→ **Text section**:
01-17-2012, 03:05 PM | #1 |
Junior Member
Posts: 8
Karma: 10
Join Date: Jan 2012
Device: Kindle
|
[GUI Plugin] Find Similar Stories
This plug-in helps you to find other books within your Calibre library that are similar to your target book. It does this by examining the full text of the books in your library, as opposed to using tags or other metadata.
Main Features:
Version History: Spoiler:
Special Notes:
Installation & Usage:
Last edited by Ian_Stott; 03-08-2012 at 02:45 PM. Reason: V1.0.47, fixed bug leading to incompatibility with find_duplicates plug-in |
01-17-2012, 09:05 PM | #2 |
Member
Posts: 10
Karma: 10
Join Date: Mar 2011
Device: none
|
I tried to install it and I got this message:
calibre, version 0.8.35 ERROR: Excepción no considerada: <b>AttributeError</b>:'module' object has no attribute 'CalculateSimilarityAction' Traceback (most recent call last): File "site-packages\calibre\gui2\preferences\plugins.py", line 299, in add_plugin File "site-packages\calibre\gui2\preferences\plugins.py", line 387, in check_for_add_to_toolbars File "site-packages\calibre\customize\__init__.py", line 543, in load_actual_plugin AttributeError: 'module' object has no attribute 'CalculateSimilarityAction' |
Advert | |
|
01-18-2012, 12:31 AM | #3 |
Grand Sorcerer
Posts: 24,905
Karma: 47303822
Join Date: Jul 2011
Location: Sydney, Australia
Device: Kobo:Touch,Glo, AuraH2O, GloHD,AuraONE, ClaraHD, Libra H2O; tolinoepos
|
An interesting idea and I couldn't resist playing with it. The first few I tried were some short stories in a series downloaded from the same site. These gave scores between .2 and .8 which seemed reasonable. But, then I thought I would compare Orson Scott Cards' "Ender's Game" and "Ender's Shadow". When I went to do this, I realised I had three different epub versions of Ender's Game, so I tried them first. They weren't very similar. One scored 0.333909 and the other "5.43363e-05". I did check the files and the they do contain the same text. But, the formatting is very different. Does this mean the comparison include the HTML code as well as the actual text of the book?

→ **Set of tasks**:
1: According to the forum thread, what does the plug-in examine to find similar books?
2: Repeat everything in the forum thread from "01-17-2012, 03:05 PM" down to "or other metadata.".

→ **Given information**:
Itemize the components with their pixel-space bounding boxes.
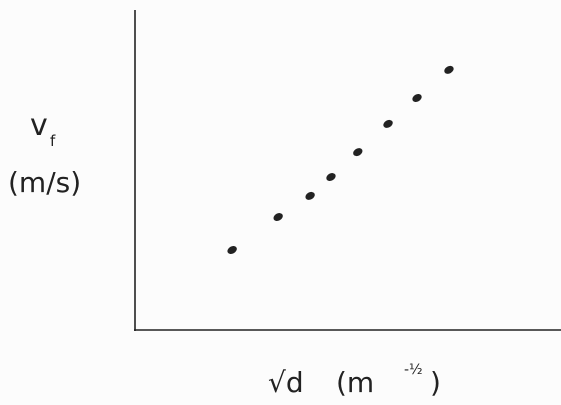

→ **Answers for the exercise**:
1: The full text of the books in the Calibre library, rather than tags or other metadata.

2:
01-17-2012, 03:05 PM | #1 |
Junior Member
Posts: 8
Karma: 10
Join Date: Jan 2012
Device: Kindle
|
[GUI Plugin] Find Similar Stories
This plug-in helps you to find other books within your Calibre library that are similar to your target book. It does this by examining the full text of the books in your library, as opposed to using tags or other metadata.